* **Task to carry out**: Copy out the records in full, word for word, without pictures.
[Start]
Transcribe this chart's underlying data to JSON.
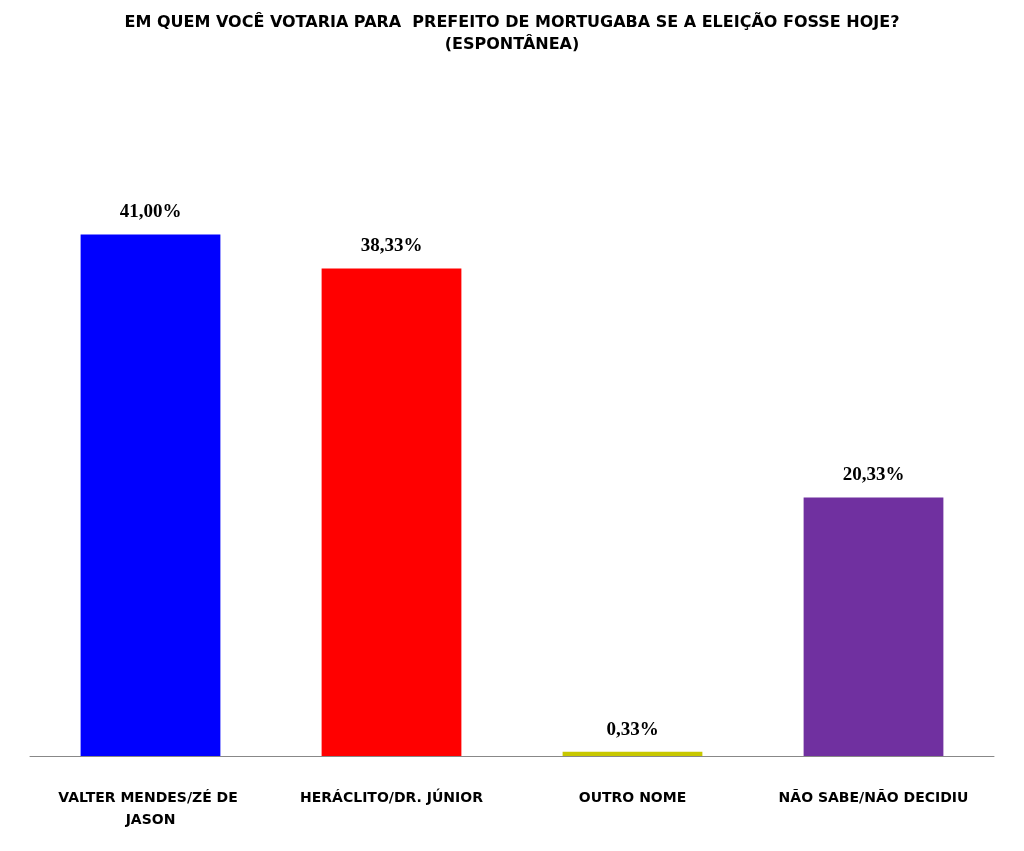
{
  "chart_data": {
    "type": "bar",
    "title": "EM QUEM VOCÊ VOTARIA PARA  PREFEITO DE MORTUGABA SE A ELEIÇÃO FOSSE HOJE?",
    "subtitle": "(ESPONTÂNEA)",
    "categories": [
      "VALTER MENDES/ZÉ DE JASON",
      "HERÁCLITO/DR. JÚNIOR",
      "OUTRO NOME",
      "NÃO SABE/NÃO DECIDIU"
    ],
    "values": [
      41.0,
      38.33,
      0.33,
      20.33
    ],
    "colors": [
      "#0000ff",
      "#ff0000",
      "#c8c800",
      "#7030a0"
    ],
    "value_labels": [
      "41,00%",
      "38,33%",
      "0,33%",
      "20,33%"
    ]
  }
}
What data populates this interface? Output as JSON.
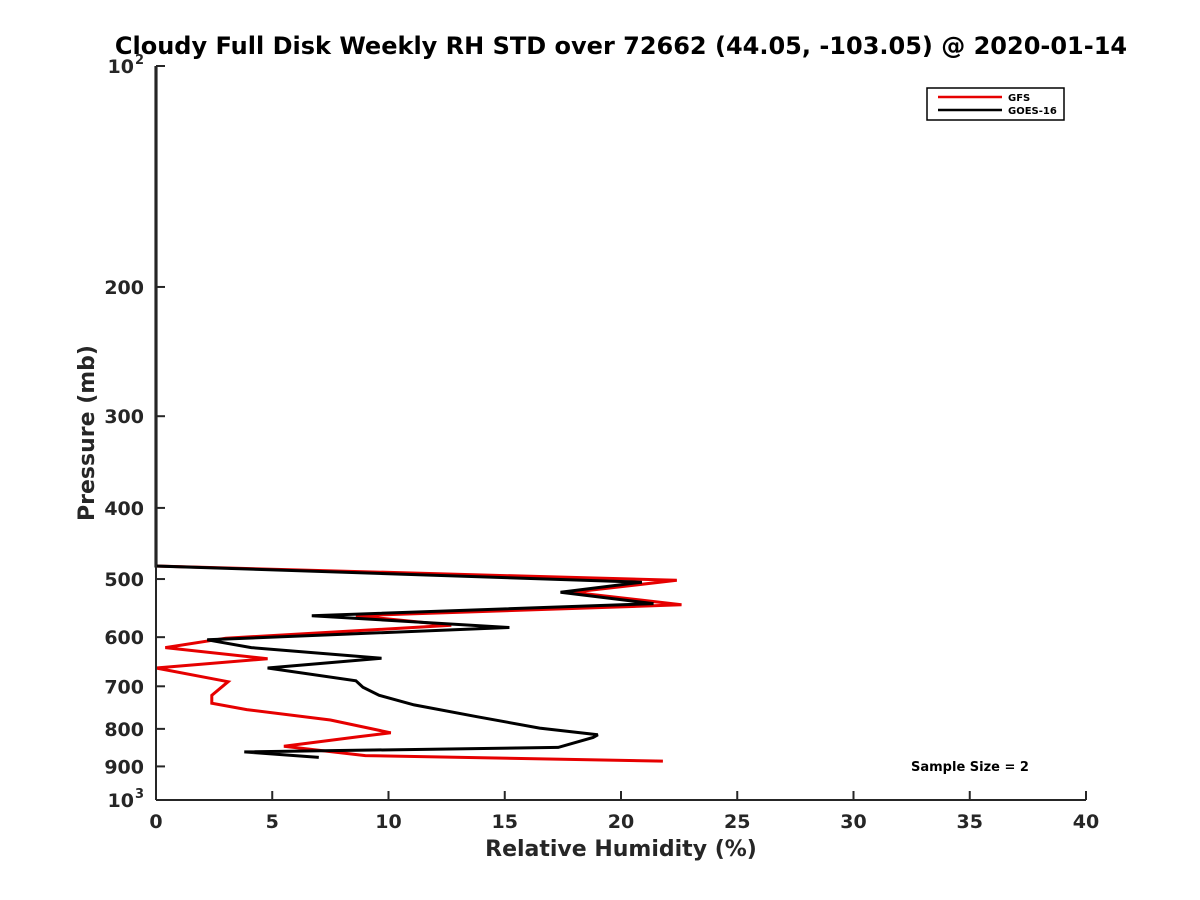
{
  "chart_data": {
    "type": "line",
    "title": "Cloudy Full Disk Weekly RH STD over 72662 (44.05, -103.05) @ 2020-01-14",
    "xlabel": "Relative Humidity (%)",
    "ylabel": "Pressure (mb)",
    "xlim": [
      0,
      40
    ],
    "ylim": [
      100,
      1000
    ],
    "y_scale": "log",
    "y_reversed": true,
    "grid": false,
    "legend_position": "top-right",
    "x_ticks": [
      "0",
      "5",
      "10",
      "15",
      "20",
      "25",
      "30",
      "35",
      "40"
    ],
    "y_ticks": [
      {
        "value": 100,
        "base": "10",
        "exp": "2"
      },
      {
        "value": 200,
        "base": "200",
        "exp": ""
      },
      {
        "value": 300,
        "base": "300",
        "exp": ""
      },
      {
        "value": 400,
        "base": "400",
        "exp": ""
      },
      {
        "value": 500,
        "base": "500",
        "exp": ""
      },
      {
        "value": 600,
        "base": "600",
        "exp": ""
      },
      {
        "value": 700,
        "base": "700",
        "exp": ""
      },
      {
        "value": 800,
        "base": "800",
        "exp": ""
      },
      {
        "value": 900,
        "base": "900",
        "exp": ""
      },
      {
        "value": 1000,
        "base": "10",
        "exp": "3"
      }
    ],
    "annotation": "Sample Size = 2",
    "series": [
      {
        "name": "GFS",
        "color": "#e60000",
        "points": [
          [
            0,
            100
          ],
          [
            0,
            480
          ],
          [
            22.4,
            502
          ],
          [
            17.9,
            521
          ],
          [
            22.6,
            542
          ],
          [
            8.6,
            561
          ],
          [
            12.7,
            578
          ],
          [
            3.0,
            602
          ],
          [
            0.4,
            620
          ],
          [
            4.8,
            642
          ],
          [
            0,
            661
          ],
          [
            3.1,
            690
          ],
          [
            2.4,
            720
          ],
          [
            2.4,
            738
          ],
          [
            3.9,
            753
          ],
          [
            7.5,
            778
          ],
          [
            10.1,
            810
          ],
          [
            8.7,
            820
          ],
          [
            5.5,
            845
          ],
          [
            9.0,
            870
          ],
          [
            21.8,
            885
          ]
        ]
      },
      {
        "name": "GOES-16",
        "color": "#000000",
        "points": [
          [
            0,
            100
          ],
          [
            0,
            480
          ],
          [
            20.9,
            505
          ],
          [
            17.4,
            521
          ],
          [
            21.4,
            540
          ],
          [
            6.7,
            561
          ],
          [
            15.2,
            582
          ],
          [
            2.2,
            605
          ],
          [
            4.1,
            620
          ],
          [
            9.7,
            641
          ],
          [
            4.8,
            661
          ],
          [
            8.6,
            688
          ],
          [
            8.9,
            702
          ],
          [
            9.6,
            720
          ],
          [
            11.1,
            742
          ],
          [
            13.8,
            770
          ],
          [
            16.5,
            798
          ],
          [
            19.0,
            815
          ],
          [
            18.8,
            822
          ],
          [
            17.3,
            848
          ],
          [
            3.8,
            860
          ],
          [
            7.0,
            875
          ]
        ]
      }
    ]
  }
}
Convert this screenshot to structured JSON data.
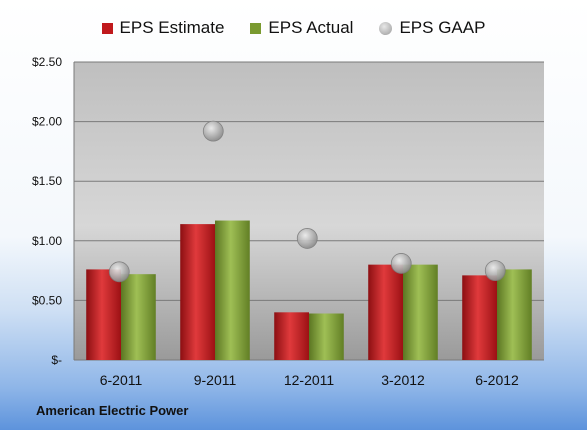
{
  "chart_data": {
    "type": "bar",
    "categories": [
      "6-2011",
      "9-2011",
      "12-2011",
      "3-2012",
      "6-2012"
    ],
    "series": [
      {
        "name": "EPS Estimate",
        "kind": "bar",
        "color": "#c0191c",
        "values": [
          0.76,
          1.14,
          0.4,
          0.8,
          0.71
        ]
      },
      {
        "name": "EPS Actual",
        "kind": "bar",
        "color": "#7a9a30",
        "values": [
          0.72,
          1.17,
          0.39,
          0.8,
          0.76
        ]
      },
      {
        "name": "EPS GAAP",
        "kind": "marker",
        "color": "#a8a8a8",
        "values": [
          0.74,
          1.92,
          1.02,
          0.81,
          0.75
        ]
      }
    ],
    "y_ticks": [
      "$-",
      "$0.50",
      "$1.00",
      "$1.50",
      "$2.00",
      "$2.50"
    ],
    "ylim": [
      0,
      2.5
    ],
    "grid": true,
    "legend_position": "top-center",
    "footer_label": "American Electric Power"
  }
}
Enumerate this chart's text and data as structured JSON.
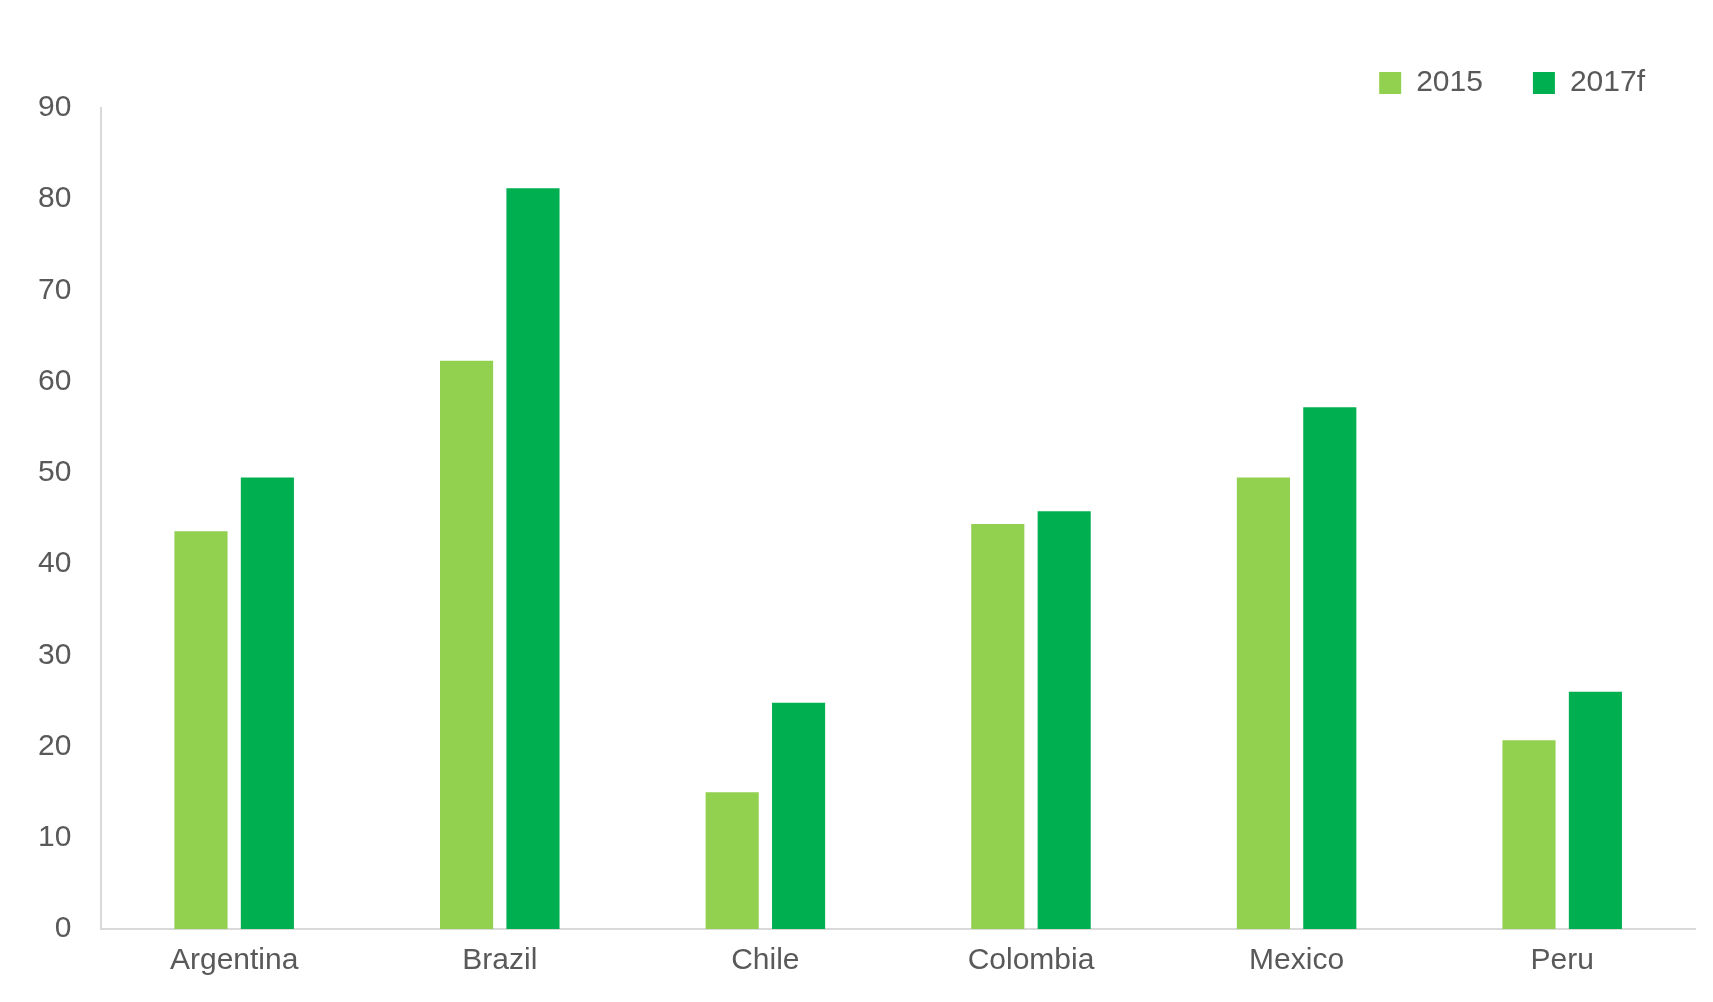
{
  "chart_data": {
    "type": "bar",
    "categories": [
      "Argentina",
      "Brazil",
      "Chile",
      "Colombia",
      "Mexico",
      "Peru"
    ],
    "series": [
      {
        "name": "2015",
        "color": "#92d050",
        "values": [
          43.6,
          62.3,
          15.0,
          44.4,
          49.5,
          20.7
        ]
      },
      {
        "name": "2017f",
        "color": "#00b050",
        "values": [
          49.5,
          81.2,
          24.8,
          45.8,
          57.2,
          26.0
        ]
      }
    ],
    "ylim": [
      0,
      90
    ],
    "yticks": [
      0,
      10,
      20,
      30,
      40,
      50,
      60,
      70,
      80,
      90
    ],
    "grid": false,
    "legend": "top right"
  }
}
[End]
* **Task result**:
Transcribe this chart's underlying data to JSON.
{
  "chart_data": {
    "type": "bar",
    "title": "EM QUEM VOCÊ VOTARIA PARA  PREFEITO DE MORTUGABA SE A ELEIÇÃO FOSSE HOJE?",
    "subtitle": "(ESPONTÂNEA)",
    "categories": [
      "VALTER MENDES/ZÉ DE JASON",
      "HERÁCLITO/DR. JÚNIOR",
      "OUTRO NOME",
      "NÃO SABE/NÃO DECIDIU"
    ],
    "values": [
      41.0,
      38.33,
      0.33,
      20.33
    ],
    "colors": [
      "#0000ff",
      "#ff0000",
      "#c8c800",
      "#7030a0"
    ],
    "value_labels": [
      "41,00%",
      "38,33%",
      "0,33%",
      "20,33%"
    ]
  }
}
What data populates this interface? Output as JSON.
{
  "chart_data": {
    "type": "line",
    "title": "Cloudy Full Disk Weekly RH STD over 72662 (44.05, -103.05) @ 2020-01-14",
    "xlabel": "Relative Humidity (%)",
    "ylabel": "Pressure (mb)",
    "xlim": [
      0,
      40
    ],
    "ylim": [
      100,
      1000
    ],
    "y_scale": "log",
    "y_reversed": true,
    "grid": false,
    "legend_position": "top-right",
    "x_ticks": [
      "0",
      "5",
      "10",
      "15",
      "20",
      "25",
      "30",
      "35",
      "40"
    ],
    "y_ticks": [
      {
        "value": 100,
        "base": "10",
        "exp": "2"
      },
      {
        "value": 200,
        "base": "200",
        "exp": ""
      },
      {
        "value": 300,
        "base": "300",
        "exp": ""
      },
      {
        "value": 400,
        "base": "400",
        "exp": ""
      },
      {
        "value": 500,
        "base": "500",
        "exp": ""
      },
      {
        "value": 600,
        "base": "600",
        "exp": ""
      },
      {
        "value": 700,
        "base": "700",
        "exp": ""
      },
      {
        "value": 800,
        "base": "800",
        "exp": ""
      },
      {
        "value": 900,
        "base": "900",
        "exp": ""
      },
      {
        "value": 1000,
        "base": "10",
        "exp": "3"
      }
    ],
    "annotation": "Sample Size = 2",
    "series": [
      {
        "name": "GFS",
        "color": "#e60000",
        "points": [
          [
            0,
            100
          ],
          [
            0,
            480
          ],
          [
            22.4,
            502
          ],
          [
            17.9,
            521
          ],
          [
            22.6,
            542
          ],
          [
            8.6,
            561
          ],
          [
            12.7,
            578
          ],
          [
            3.0,
            602
          ],
          [
            0.4,
            620
          ],
          [
            4.8,
            642
          ],
          [
            0,
            661
          ],
          [
            3.1,
            690
          ],
          [
            2.4,
            720
          ],
          [
            2.4,
            738
          ],
          [
            3.9,
            753
          ],
          [
            7.5,
            778
          ],
          [
            10.1,
            810
          ],
          [
            8.7,
            820
          ],
          [
            5.5,
            845
          ],
          [
            9.0,
            870
          ],
          [
            21.8,
            885
          ]
        ]
      },
      {
        "name": "GOES-16",
        "color": "#000000",
        "points": [
          [
            0,
            100
          ],
          [
            0,
            480
          ],
          [
            20.9,
            505
          ],
          [
            17.4,
            521
          ],
          [
            21.4,
            540
          ],
          [
            6.7,
            561
          ],
          [
            15.2,
            582
          ],
          [
            2.2,
            605
          ],
          [
            4.1,
            620
          ],
          [
            9.7,
            641
          ],
          [
            4.8,
            661
          ],
          [
            8.6,
            688
          ],
          [
            8.9,
            702
          ],
          [
            9.6,
            720
          ],
          [
            11.1,
            742
          ],
          [
            13.8,
            770
          ],
          [
            16.5,
            798
          ],
          [
            19.0,
            815
          ],
          [
            18.8,
            822
          ],
          [
            17.3,
            848
          ],
          [
            3.8,
            860
          ],
          [
            7.0,
            875
          ]
        ]
      }
    ]
  }
}
Convert this screenshot to structured JSON data.
{
  "chart_data": {
    "type": "bar",
    "categories": [
      "6-2011",
      "9-2011",
      "12-2011",
      "3-2012",
      "6-2012"
    ],
    "series": [
      {
        "name": "EPS Estimate",
        "kind": "bar",
        "color": "#c0191c",
        "values": [
          0.76,
          1.14,
          0.4,
          0.8,
          0.71
        ]
      },
      {
        "name": "EPS Actual",
        "kind": "bar",
        "color": "#7a9a30",
        "values": [
          0.72,
          1.17,
          0.39,
          0.8,
          0.76
        ]
      },
      {
        "name": "EPS GAAP",
        "kind": "marker",
        "color": "#a8a8a8",
        "values": [
          0.74,
          1.92,
          1.02,
          0.81,
          0.75
        ]
      }
    ],
    "y_ticks": [
      "$-",
      "$0.50",
      "$1.00",
      "$1.50",
      "$2.00",
      "$2.50"
    ],
    "ylim": [
      0,
      2.5
    ],
    "grid": true,
    "legend_position": "top-center",
    "footer_label": "American Electric Power"
  }
}
Enumerate this chart's text and data as structured JSON.
{
  "chart_data": {
    "type": "bar",
    "categories": [
      "Argentina",
      "Brazil",
      "Chile",
      "Colombia",
      "Mexico",
      "Peru"
    ],
    "series": [
      {
        "name": "2015",
        "color": "#92d050",
        "values": [
          43.6,
          62.3,
          15.0,
          44.4,
          49.5,
          20.7
        ]
      },
      {
        "name": "2017f",
        "color": "#00b050",
        "values": [
          49.5,
          81.2,
          24.8,
          45.8,
          57.2,
          26.0
        ]
      }
    ],
    "ylim": [
      0,
      90
    ],
    "yticks": [
      0,
      10,
      20,
      30,
      40,
      50,
      60,
      70,
      80,
      90
    ],
    "grid": false,
    "legend": "top right"
  }
}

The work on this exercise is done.